> [Problems and tasks]:
[1] From the Remembrance Day post, copy the passage from "Remembrance Day in Germany /" to "The 20th Century.".
[2] Using the Remembrance Day post, decide whether each statement agrees with it. Answer yes or no, and quote the words that decide it.
(a) The East Side Gallery is a 1.3km section of the Berlin Wall.
(b) Artists first painted the murals on this section of wall in 2009.
(c) In the UK, the writer had Remembrance Day off work.
[3] According to the Remembrance Day post, on what date did Remembrance Day in Germany really hit the writers?

> [Text provided]:
Friday, 4 January 2013

Remembrance Day in Germany / Kreuzberg-Friedrichstain



Spending Remembrance Day in Germany was a really strange experience. As British Columbians we’re used to having the day off and going to Remembrance Day ceremonies while sporting our poppies. In the UK it was a little different, because I always had to work on the day, but there was still a minute of silence and of course everyone would be wearing their poppies. Spending the day in the country that lost, with the side that our family members were fighting against, was really strange. No poppies. No minute of silence. No mention of anything at all, that I could see.

It was on November 12th, however, that Remembrance Day in Germany really hit us. David was able to spare some time to go sightseeing with us so we took a trip to Kreuzburg-Friedrichstain and began a day-long tour of Berlin: The 20th Century.

We began by walking the East Side Gallery, a 1.3km section of the Berlin Wall along the banks of a river. In 1990, artists were invited to paint murals relating to peace, and this section of wall was left as a beautiful memorial. Due to weather damage a lot of the murals were fading, so the artists were invited back in 2009 to update their work. It is a really lovely walk and one of the best places to see the Berlin Wall.

(Items from a dataset)
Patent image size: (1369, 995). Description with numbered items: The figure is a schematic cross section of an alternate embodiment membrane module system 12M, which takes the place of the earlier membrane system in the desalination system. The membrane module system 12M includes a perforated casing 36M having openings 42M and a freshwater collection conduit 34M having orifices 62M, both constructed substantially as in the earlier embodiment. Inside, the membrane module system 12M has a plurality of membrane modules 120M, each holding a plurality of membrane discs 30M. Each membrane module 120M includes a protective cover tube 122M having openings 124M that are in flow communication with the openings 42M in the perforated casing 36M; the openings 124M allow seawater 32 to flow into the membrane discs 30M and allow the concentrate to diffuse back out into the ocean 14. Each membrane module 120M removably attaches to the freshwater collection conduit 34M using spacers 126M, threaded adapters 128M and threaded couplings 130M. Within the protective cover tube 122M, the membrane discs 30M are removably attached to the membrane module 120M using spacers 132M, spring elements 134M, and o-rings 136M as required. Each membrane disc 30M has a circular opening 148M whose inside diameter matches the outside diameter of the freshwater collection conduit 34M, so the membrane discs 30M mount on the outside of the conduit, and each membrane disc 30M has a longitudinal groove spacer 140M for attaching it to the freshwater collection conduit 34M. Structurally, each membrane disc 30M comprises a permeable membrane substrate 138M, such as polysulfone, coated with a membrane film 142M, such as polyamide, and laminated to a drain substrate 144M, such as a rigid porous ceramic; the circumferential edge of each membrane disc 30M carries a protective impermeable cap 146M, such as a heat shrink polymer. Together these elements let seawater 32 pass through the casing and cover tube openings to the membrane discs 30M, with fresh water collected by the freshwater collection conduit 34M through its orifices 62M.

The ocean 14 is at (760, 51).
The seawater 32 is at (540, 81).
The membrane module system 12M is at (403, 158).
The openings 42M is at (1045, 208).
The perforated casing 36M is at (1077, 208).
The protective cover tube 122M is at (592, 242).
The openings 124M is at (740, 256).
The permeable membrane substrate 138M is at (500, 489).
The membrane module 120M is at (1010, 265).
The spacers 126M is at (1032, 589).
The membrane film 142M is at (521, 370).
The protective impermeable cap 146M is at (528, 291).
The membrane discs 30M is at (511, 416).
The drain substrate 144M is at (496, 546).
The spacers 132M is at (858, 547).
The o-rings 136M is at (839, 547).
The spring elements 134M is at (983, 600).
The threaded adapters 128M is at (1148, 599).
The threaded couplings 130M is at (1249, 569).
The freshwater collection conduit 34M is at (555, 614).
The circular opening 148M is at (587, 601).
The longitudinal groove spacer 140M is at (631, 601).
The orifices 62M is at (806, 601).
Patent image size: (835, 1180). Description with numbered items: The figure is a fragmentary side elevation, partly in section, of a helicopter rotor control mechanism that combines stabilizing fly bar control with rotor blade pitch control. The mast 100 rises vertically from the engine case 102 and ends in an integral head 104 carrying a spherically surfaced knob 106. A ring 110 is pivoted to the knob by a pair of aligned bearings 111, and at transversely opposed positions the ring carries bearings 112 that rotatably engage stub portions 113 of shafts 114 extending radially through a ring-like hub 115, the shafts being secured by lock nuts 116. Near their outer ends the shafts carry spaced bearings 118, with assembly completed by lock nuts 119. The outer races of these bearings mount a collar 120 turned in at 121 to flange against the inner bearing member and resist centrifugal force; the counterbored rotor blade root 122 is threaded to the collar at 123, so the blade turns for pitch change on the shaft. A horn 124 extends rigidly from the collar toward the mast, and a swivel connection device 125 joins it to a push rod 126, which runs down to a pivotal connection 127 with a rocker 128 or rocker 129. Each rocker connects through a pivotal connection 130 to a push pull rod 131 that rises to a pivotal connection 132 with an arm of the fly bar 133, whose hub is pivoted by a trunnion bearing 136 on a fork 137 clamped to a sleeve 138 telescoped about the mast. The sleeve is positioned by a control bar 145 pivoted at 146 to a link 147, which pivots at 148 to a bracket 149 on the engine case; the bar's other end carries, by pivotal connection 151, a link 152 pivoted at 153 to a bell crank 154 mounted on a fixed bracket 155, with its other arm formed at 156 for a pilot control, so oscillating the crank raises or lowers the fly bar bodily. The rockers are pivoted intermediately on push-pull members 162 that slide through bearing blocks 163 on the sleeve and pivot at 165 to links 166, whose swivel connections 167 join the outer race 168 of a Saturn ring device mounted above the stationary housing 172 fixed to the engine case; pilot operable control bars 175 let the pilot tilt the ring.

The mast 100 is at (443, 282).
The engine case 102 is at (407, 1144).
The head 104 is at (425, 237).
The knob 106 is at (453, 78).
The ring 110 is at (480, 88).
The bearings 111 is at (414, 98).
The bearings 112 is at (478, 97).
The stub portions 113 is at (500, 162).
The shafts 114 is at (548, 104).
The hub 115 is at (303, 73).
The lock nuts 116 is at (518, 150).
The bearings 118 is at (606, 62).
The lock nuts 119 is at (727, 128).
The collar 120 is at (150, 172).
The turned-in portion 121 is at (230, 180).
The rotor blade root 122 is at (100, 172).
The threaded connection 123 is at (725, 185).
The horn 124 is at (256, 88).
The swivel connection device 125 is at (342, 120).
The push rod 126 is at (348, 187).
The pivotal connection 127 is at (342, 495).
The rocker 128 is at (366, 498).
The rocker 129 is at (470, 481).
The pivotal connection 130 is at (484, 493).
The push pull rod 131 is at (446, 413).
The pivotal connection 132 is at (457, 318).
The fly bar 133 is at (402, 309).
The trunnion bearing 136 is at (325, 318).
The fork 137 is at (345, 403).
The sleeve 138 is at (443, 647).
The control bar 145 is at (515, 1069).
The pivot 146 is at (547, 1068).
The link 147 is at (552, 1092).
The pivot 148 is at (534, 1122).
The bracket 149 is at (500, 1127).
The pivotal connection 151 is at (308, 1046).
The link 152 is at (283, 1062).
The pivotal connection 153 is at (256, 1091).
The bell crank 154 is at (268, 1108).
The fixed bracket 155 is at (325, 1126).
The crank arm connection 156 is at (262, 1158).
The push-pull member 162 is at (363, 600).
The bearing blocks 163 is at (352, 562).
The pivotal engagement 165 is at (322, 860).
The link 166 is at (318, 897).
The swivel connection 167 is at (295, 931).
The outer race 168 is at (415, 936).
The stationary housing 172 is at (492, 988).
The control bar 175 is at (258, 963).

> [Answers to each task]:
[1]
Remembrance Day in Germany / Kreuzberg-Friedrichstain



Spending Remembrance Day in Germany was a really strange experience. As British Columbians we’re used to having the day off and going to Remembrance Day ceremonies while sporting our poppies. In the UK it was a little different, because I always had to work on the day, but there was still a minute of silence and of course everyone would be wearing their poppies. Spending the day in the country that lost, with the side that our family members were fighting against, was really strange. No poppies. No minute of silence. No mention of anything at all, that I could see.

It was on November 12th, however, that Remembrance Day in Germany really hit us. David was able to spare some time to go sightseeing with us so we took a trip to Kreuzburg-Friedrichstain and began a day-long tour of Berlin: The 20th Century.

[2]
(a) Yes: "a 1.3km section of the Berlin Wall along the banks of a river"
(b) No: "In 1990, artists were invited to paint murals relating to peace"
(c) No: "I always had to work on the day"

[3] November 12th.